[Dataset items]
START

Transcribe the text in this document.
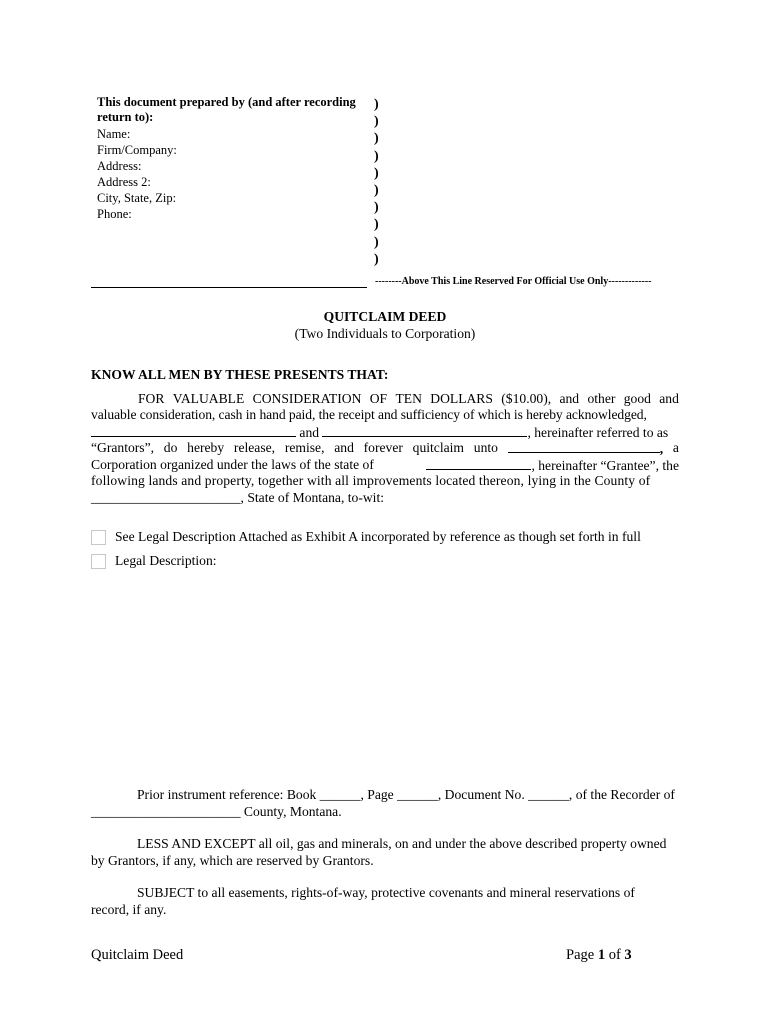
This document prepared by (and after recording
return to):
Name:
Firm/Company:
Address:
Address 2:
City, State, Zip:
Phone:
)
)
)
)
)
)
)
)
)
)
--------Above This Line Reserved For Official Use Only-------------
QUITCLAIM DEED
(Two Individuals to Corporation)
KNOW ALL MEN BY THESE PRESENTS THAT:
FOR VALUABLE CONSIDERATION OF TEN DOLLARS ($10.00), and other good and
valuable consideration, cash in hand paid, the receipt and sufficiency of which is hereby acknowledged,
and	, hereinafter referred to as
“Grantors”, do hereby release, remise, and forever quitclaim unto	, a
Corporation organized under the laws of the state of	, hereinafter “Grantee”, the
following lands and property, together with all improvements located thereon, lying in the County of
______________________, State of Montana, to-wit:
See Legal Description Attached as Exhibit A incorporated by reference as though set forth in full
Legal Description:
Prior instrument reference: Book ______, Page ______, Document No. ______, of the Recorder of
______________________ County, Montana.
LESS AND EXCEPT all oil, gas and minerals, on and under the above described property owned
by Grantors, if any, which are reserved by Grantors.
SUBJECT to all easements, rights-of-way, protective covenants and mineral reservations of
record, if any.
Quitclaim Deed	Page 1 of 3
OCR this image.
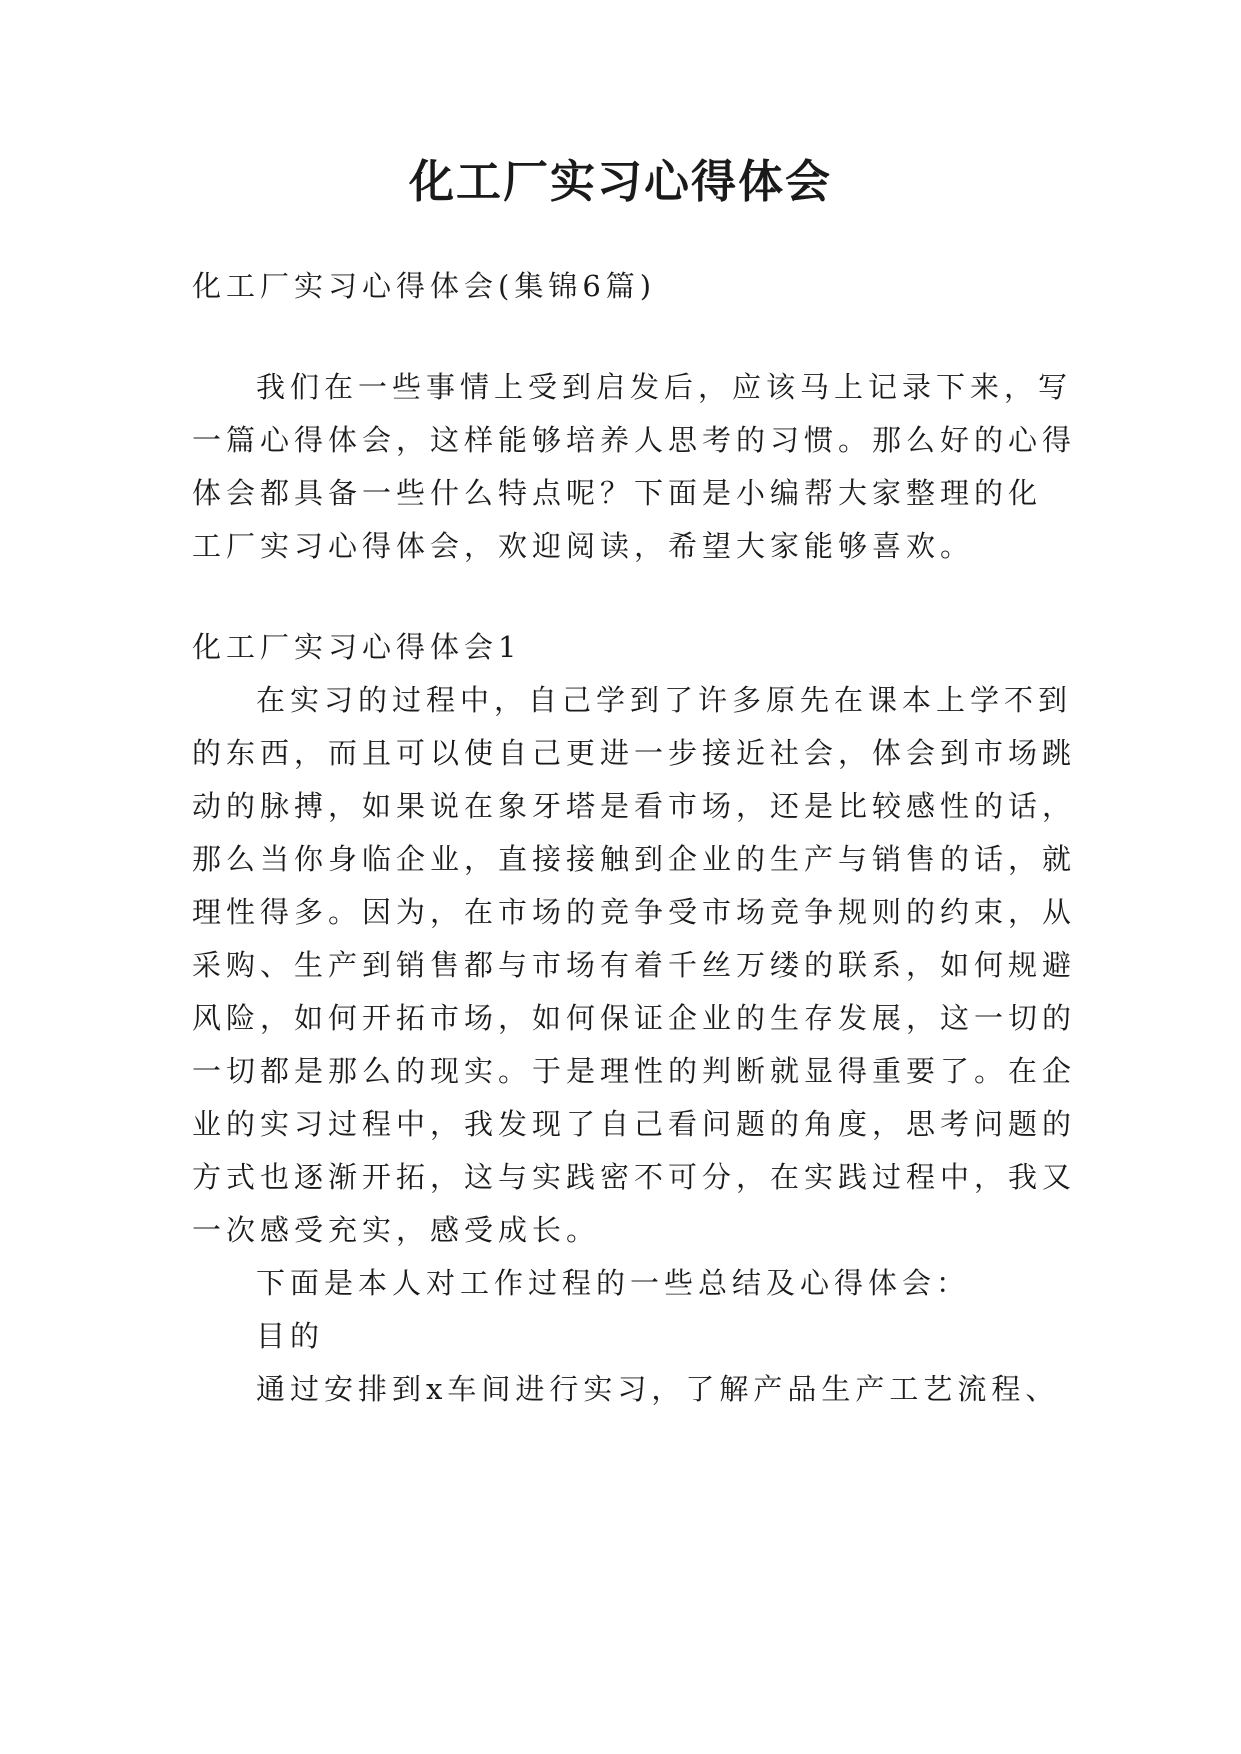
化工厂实习心得体会
化工厂实习心得体会(集锦6篇)
我们在一些事情上受到启发后，应该马上记录下来，写
一篇心得体会，这样能够培养人思考的习惯。那么好的心得
体会都具备一些什么特点呢？下面是小编帮大家整理的化
工厂实习心得体会，欢迎阅读，希望大家能够喜欢。
化工厂实习心得体会1
在实习的过程中，自己学到了许多原先在课本上学不到
的东西，而且可以使自己更进一步接近社会，体会到市场跳
动的脉搏，如果说在象牙塔是看市场，还是比较感性的话，
那么当你身临企业，直接接触到企业的生产与销售的话，就
理性得多。因为，在市场的竞争受市场竞争规则的约束，从
采购、生产到销售都与市场有着千丝万缕的联系，如何规避
风险，如何开拓市场，如何保证企业的生存发展，这一切的
一切都是那么的现实。于是理性的判断就显得重要了。在企
业的实习过程中，我发现了自己看问题的角度，思考问题的
方式也逐渐开拓，这与实践密不可分，在实践过程中，我又
一次感受充实，感受成长。
下面是本人对工作过程的一些总结及心得体会：
目的
通过安排到x车间进行实习，了解产品生产工艺流程、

END

▶ **What you are asked to do**
Reproduce exactly, without any picture, the lines from the one bearing "OCR this image." to the last line of the records above.

▶ **Task output**
OCR this image.
化工厂实习心得体会
化工厂实习心得体会(集锦6篇)
我们在一些事情上受到启发后，应该马上记录下来，写
一篇心得体会，这样能够培养人思考的习惯。那么好的心得
体会都具备一些什么特点呢？下面是小编帮大家整理的化
工厂实习心得体会，欢迎阅读，希望大家能够喜欢。
化工厂实习心得体会1
在实习的过程中，自己学到了许多原先在课本上学不到
的东西，而且可以使自己更进一步接近社会，体会到市场跳
动的脉搏，如果说在象牙塔是看市场，还是比较感性的话，
那么当你身临企业，直接接触到企业的生产与销售的话，就
理性得多。因为，在市场的竞争受市场竞争规则的约束，从
采购、生产到销售都与市场有着千丝万缕的联系，如何规避
风险，如何开拓市场，如何保证企业的生存发展，这一切的
一切都是那么的现实。于是理性的判断就显得重要了。在企
业的实习过程中，我发现了自己看问题的角度，思考问题的
方式也逐渐开拓，这与实践密不可分，在实践过程中，我又
一次感受充实，感受成长。
下面是本人对工作过程的一些总结及心得体会：
目的
通过安排到x车间进行实习，了解产品生产工艺流程、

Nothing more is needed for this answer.